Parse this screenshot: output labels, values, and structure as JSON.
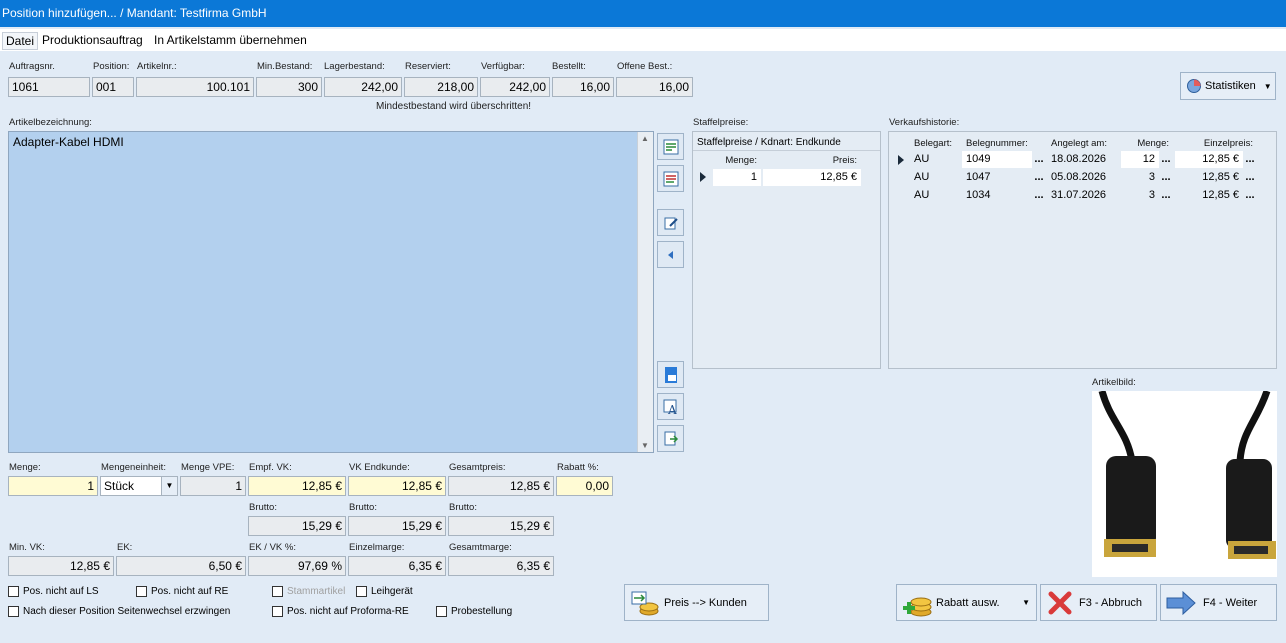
{
  "window": {
    "title": "Position hinzufügen... / Mandant: Testfirma GmbH"
  },
  "menu": {
    "items": [
      "Datei",
      "Produktionsauftrag",
      "In Artikelstamm übernehmen"
    ]
  },
  "top": {
    "labels": {
      "auftragsnr": "Auftragsnr.",
      "position": "Position:",
      "artikelnr": "Artikelnr.:",
      "minbestand": "Min.Bestand:",
      "lagerbestand": "Lagerbestand:",
      "reserviert": "Reserviert:",
      "verfuegbar": "Verfügbar:",
      "bestellt": "Bestellt:",
      "offene": "Offene Best.:"
    },
    "values": {
      "auftragsnr": "1061",
      "position": "001",
      "artikelnr": "100.101",
      "minbestand": "300",
      "lagerbestand": "242,00",
      "reserviert": "218,00",
      "verfuegbar": "242,00",
      "bestellt": "16,00",
      "offene": "16,00"
    },
    "warning": "Mindestbestand wird überschritten!",
    "statistiken_label": "Statistiken"
  },
  "article": {
    "label": "Artikelbezeichnung:",
    "text": "Adapter-Kabel HDMI"
  },
  "staffel": {
    "section_label": "Staffelpreise:",
    "title": "Staffelpreise / Kdnart: Endkunde",
    "headers": [
      "Menge:",
      "Preis:"
    ],
    "rows": [
      [
        "1",
        "12,85 €"
      ]
    ]
  },
  "historie": {
    "section_label": "Verkaufshistorie:",
    "headers": [
      "Belegart:",
      "Belegnummer:",
      "Angelegt am:",
      "Menge:",
      "Einzelpreis:"
    ],
    "more_label": "...",
    "rows": [
      [
        "AU",
        "1049",
        "18.08.2026",
        "12",
        "12,85 €"
      ],
      [
        "AU",
        "1047",
        "05.08.2026",
        "3",
        "12,85 €"
      ],
      [
        "AU",
        "1034",
        "31.07.2026",
        "3",
        "12,85 €"
      ]
    ]
  },
  "artikelbild_label": "Artikelbild:",
  "pricing": {
    "labels": {
      "menge": "Menge:",
      "mengeneinheit": "Mengeneinheit:",
      "menge_vpe": "Menge VPE:",
      "empf_vk": "Empf. VK:",
      "vk_endkunde": "VK Endkunde:",
      "gesamtpreis": "Gesamtpreis:",
      "rabatt": "Rabatt %:",
      "brutto": "Brutto:",
      "min_vk": "Min. VK:",
      "ek": "EK:",
      "ek_vk": "EK / VK %:",
      "einzelmarge": "Einzelmarge:",
      "gesamtmarge": "Gesamtmarge:"
    },
    "values": {
      "menge": "1",
      "mengeneinheit": "Stück",
      "menge_vpe": "1",
      "empf_vk": "12,85 €",
      "vk_endkunde": "12,85 €",
      "gesamtpreis": "12,85 €",
      "rabatt": "0,00",
      "brutto_empf": "15,29 €",
      "brutto_vk": "15,29 €",
      "brutto_gesamt": "15,29 €",
      "min_vk": "12,85 €",
      "ek": "6,50 €",
      "ek_vk": "97,69 %",
      "einzelmarge": "6,35 €",
      "gesamtmarge": "6,35 €"
    }
  },
  "checkboxes": {
    "pos_ls": "Pos. nicht auf LS",
    "pos_re": "Pos. nicht auf RE",
    "stammartikel": "Stammartikel",
    "leihgeraet": "Leihgerät",
    "seitenwechsel": "Nach dieser Position Seitenwechsel erzwingen",
    "proforma": "Pos. nicht auf Proforma-RE",
    "probestellung": "Probestellung"
  },
  "buttons": {
    "preis_kunden": "Preis --> Kunden",
    "rabatt": "Rabatt ausw.",
    "abbruch": "F3 - Abbruch",
    "weiter": "F4 - Weiter"
  },
  "colors": {
    "titlebar": "#0b78d7",
    "background": "#e1ebf6",
    "memo": "#b3d0ee",
    "highlight_field": "#fffbd4"
  }
}
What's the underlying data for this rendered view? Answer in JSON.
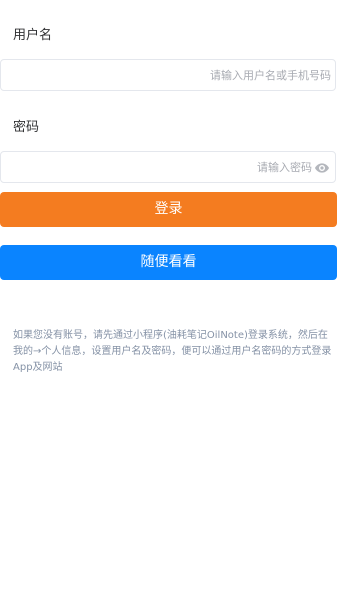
{
  "colors": {
    "login_button": "#f47c20",
    "browse_button": "#0a84ff",
    "hint_text": "#8592a6"
  },
  "username": {
    "label": "用户名",
    "value": "",
    "placeholder": "请输入用户名或手机号码"
  },
  "password": {
    "label": "密码",
    "value": "",
    "placeholder": "请输入密码",
    "toggle_icon": "eye-icon"
  },
  "buttons": {
    "login_label": "登录",
    "browse_label": "随便看看"
  },
  "hint": {
    "text": "如果您没有账号，请先通过小程序(油耗笔记OilNote)登录系统，然后在我的→个人信息，设置用户名及密码，便可以通过用户名密码的方式登录App及网站"
  }
}
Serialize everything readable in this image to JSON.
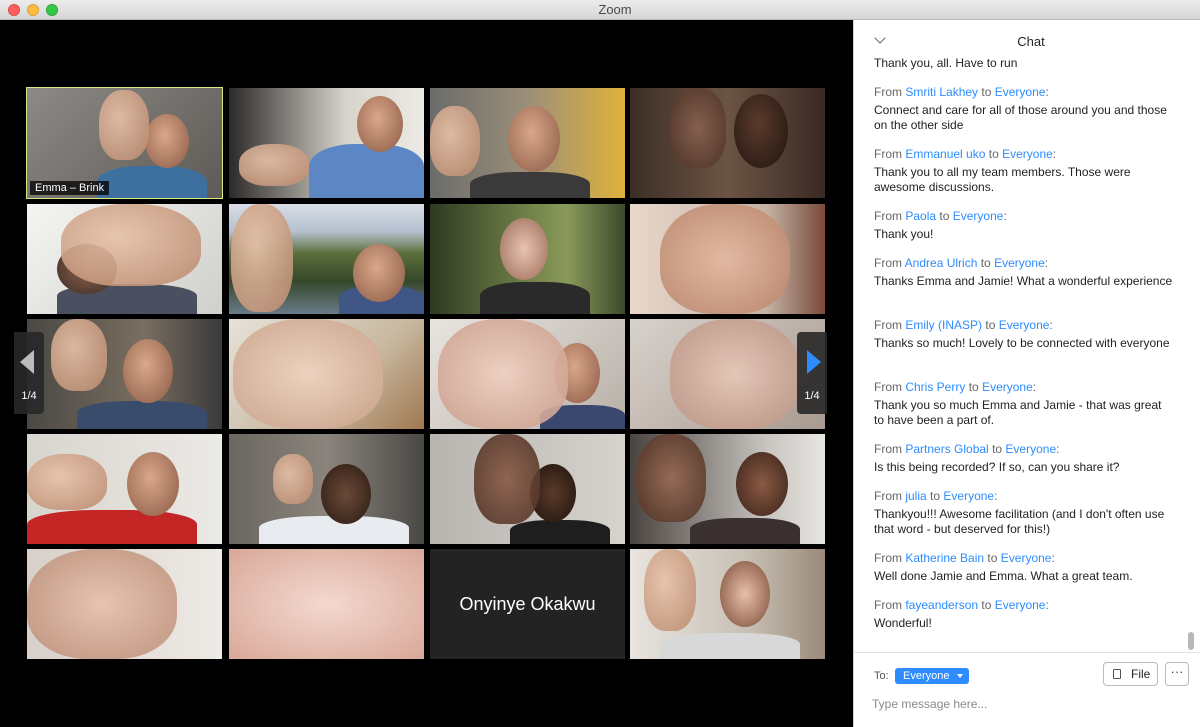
{
  "window": {
    "title": "Zoom",
    "colors": {
      "close": "#fc605c",
      "minimize": "#fdbc40",
      "maximize": "#34c749"
    }
  },
  "gallery": {
    "page_left": "1/4",
    "page_right": "1/4",
    "active_tile_color": "#d7e784",
    "tiles": [
      {
        "label": "Emma – Brink",
        "active": true
      },
      {
        "label": ""
      },
      {
        "label": ""
      },
      {
        "label": ""
      },
      {
        "label": ""
      },
      {
        "label": ""
      },
      {
        "label": ""
      },
      {
        "label": ""
      },
      {
        "label": ""
      },
      {
        "label": ""
      },
      {
        "label": ""
      },
      {
        "label": ""
      },
      {
        "label": ""
      },
      {
        "label": ""
      },
      {
        "label": ""
      },
      {
        "label": ""
      },
      {
        "label": ""
      },
      {
        "label": ""
      },
      {
        "label": "Onyinye Okakwu",
        "video_off": true
      },
      {
        "label": ""
      }
    ]
  },
  "chat": {
    "title": "Chat",
    "partial_top_message": "Thank you, all. Have to run",
    "accent": "#2d8cff",
    "from_word": "From",
    "to_word": "to",
    "messages": [
      {
        "sender": "Smriti Lakhey",
        "recipient": "Everyone",
        "text": "Connect and care for all of those around you and those on the other side"
      },
      {
        "sender": "Emmanuel uko",
        "recipient": "Everyone",
        "text": "Thank you to all my team members. Those were awesome discussions."
      },
      {
        "sender": "Paola",
        "recipient": "Everyone",
        "text": "Thank you!"
      },
      {
        "sender": "Andrea Ulrich",
        "recipient": "Everyone",
        "text": "Thanks Emma and Jamie! What a wonderful experience"
      },
      {
        "sender": "Emily (INASP)",
        "recipient": "Everyone",
        "text": "Thanks so much! Lovely to be connected with everyone"
      },
      {
        "sender": "Chris Perry",
        "recipient": "Everyone",
        "text": "Thank you so much Emma and Jamie - that was great to have been a part of."
      },
      {
        "sender": "Partners Global",
        "recipient": "Everyone",
        "text": "Is this being recorded? If so, can you share it?"
      },
      {
        "sender": "julia",
        "recipient": "Everyone",
        "text": "Thankyou!!! Awesome facilitation (and I don't often use that word - but deserved for this!)"
      },
      {
        "sender": "Katherine Bain",
        "recipient": "Everyone",
        "text": "Well done Jamie and Emma. What a great team."
      },
      {
        "sender": "fayeanderson",
        "recipient": "Everyone",
        "text": "Wonderful!"
      }
    ],
    "footer": {
      "to_label": "To:",
      "recipient_selected": "Everyone",
      "file_label": "File",
      "more_label": "···",
      "input_placeholder": "Type message here..."
    }
  }
}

----------------

### [GIVEN REQUEST]
Report all lines of the data above that include the string "auftragsnr".

### [RESPONSE TO THE EXERCISE]
      "auftragsnr": "Auftragsnr.",
      "auftragsnr": "1061",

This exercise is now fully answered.